*** Raw records

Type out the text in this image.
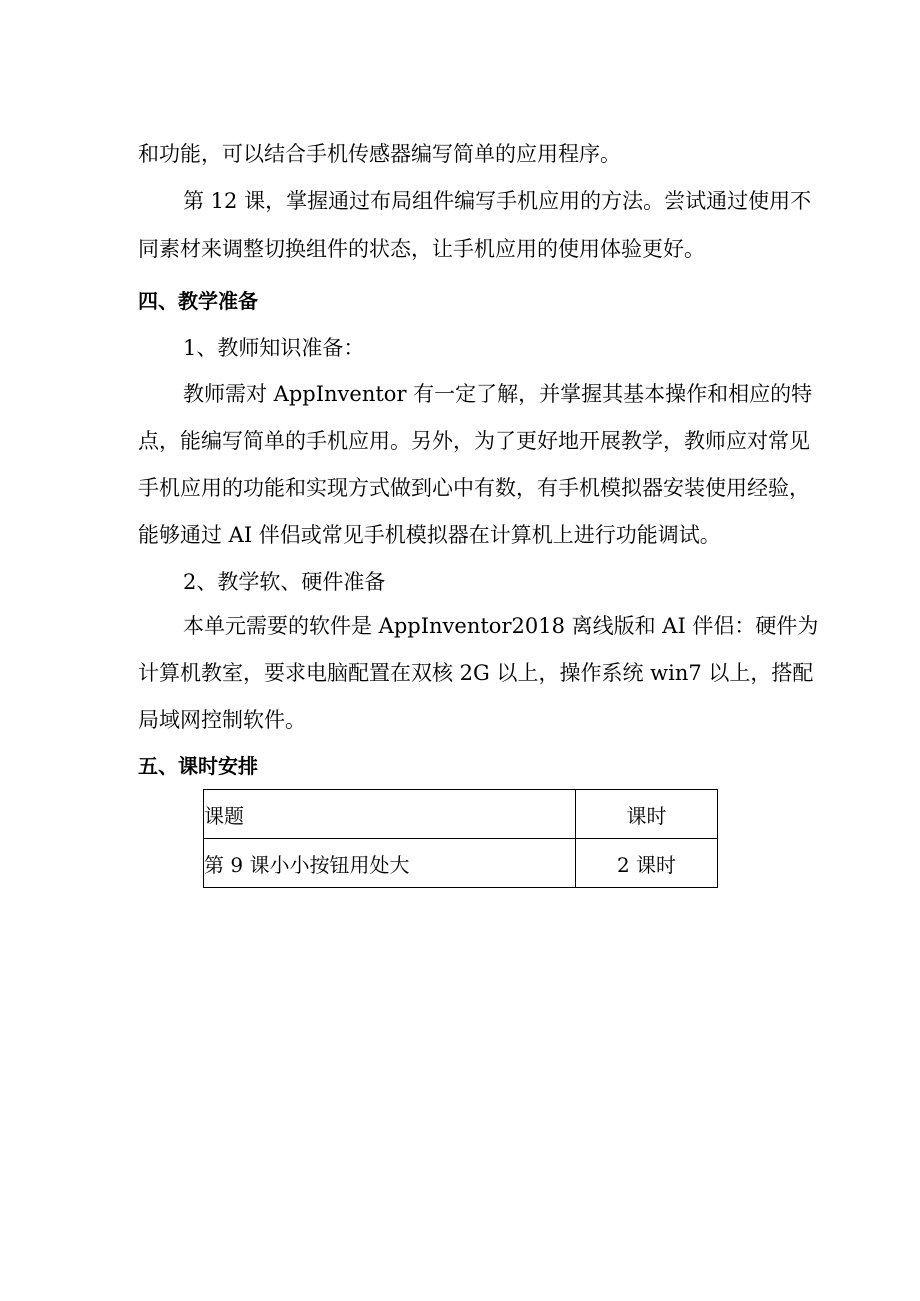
和功能，可以结合手机传感器编写简单的应用程序。
第 12 课，掌握通过布局组件编写手机应用的方法。尝试通过使用不
同素材来调整切换组件的状态，让手机应用的使用体验更好。
四、教学准备
1、教师知识准备：
教师需对 AppInventor 有一定了解，并掌握其基本操作和相应的特
点，能编写简单的手机应用。另外，为了更好地开展教学，教师应对常见
手机应用的功能和实现方式做到心中有数，有手机模拟器安装使用经验，
能够通过 AI 伴侣或常见手机模拟器在计算机上进行功能调试。
2、教学软、硬件准备
本单元需要的软件是 AppInventor2018 离线版和 AI 伴侣：硬件为
计算机教室，要求电脑配置在双核 2G 以上，操作系统 win7 以上，搭配
局域网控制软件。
五、课时安排
课题	课时
第 9 课小小按钮用处大	2 课时
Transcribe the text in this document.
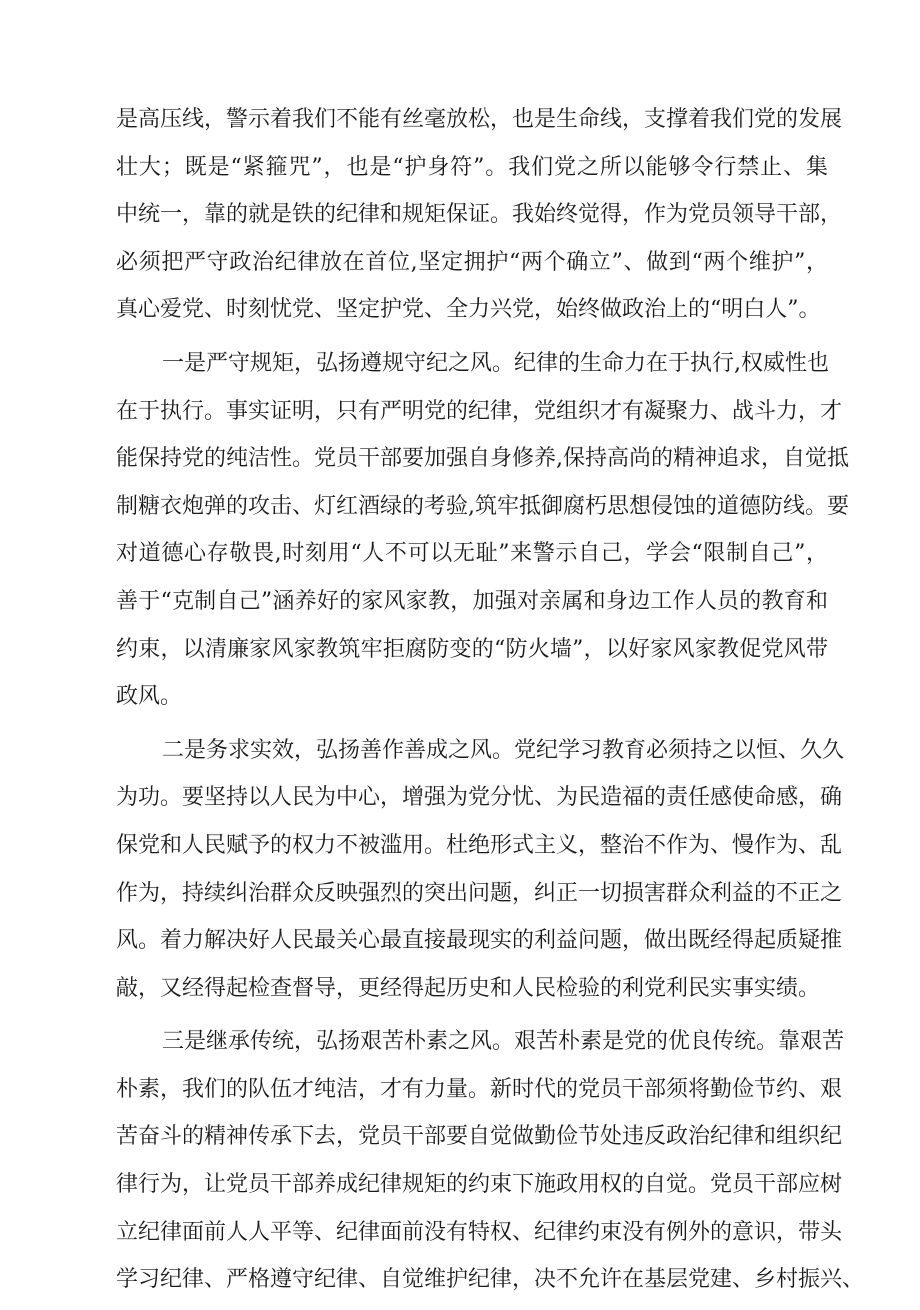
是高压线，警示着我们不能有丝毫放松，也是生命线，支撑着我们党的发展
壮大；既是“紧箍咒”，也是“护身符”。我们党之所以能够令行禁止、集
中统一，靠的就是铁的纪律和规矩保证。我始终觉得，作为党员领导干部，
必须把严守政治纪律放在首位,坚定拥护“两个确立”、做到“两个维护”，
真心爱党、时刻忧党、坚定护党、全力兴党，始终做政治上的“明白人”。
一是严守规矩，弘扬遵规守纪之风。纪律的生命力在于执行,权威性也
在于执行。事实证明，只有严明党的纪律，党组织才有凝聚力、战斗力，才
能保持党的纯洁性。党员干部要加强自身修养,保持高尚的精神追求，自觉抵
制糖衣炮弹的攻击、灯红酒绿的考验,筑牢抵御腐朽思想侵蚀的道德防线。要
对道德心存敬畏,时刻用“人不可以无耻”来警示自己，学会“限制自己”，
善于“克制自己”涵养好的家风家教，加强对亲属和身边工作人员的教育和
约束，以清廉家风家教筑牢拒腐防变的“防火墙”，以好家风家教促党风带
政风。
二是务求实效，弘扬善作善成之风。党纪学习教育必须持之以恒、久久
为功。要坚持以人民为中心，增强为党分忧、为民造福的责任感使命感，确
保党和人民赋予的权力不被滥用。杜绝形式主义，整治不作为、慢作为、乱
作为，持续纠治群众反映强烈的突出问题，纠正一切损害群众利益的不正之
风。着力解决好人民最关心最直接最现实的利益问题，做出既经得起质疑推
敲，又经得起检查督导，更经得起历史和人民检验的利党利民实事实绩。
三是继承传统，弘扬艰苦朴素之风。艰苦朴素是党的优良传统。靠艰苦
朴素，我们的队伍才纯洁，才有力量。新时代的党员干部须将勤俭节约、艰
苦奋斗的精神传承下去，党员干部要自觉做勤俭节处违反政治纪律和组织纪
律行为，让党员干部养成纪律规矩的约束下施政用权的自觉。党员干部应树
立纪律面前人人平等、纪律面前没有特权、纪律约束没有例外的意识，带头
学习纪律、严格遵守纪律、自觉维护纪律，决不允许在基层党建、乡村振兴、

******

Requirement: Find every line in the records that contains the word "this"; copy those lines.

Solved problem:
Type out the text in this image.
Transcribe the text in this document.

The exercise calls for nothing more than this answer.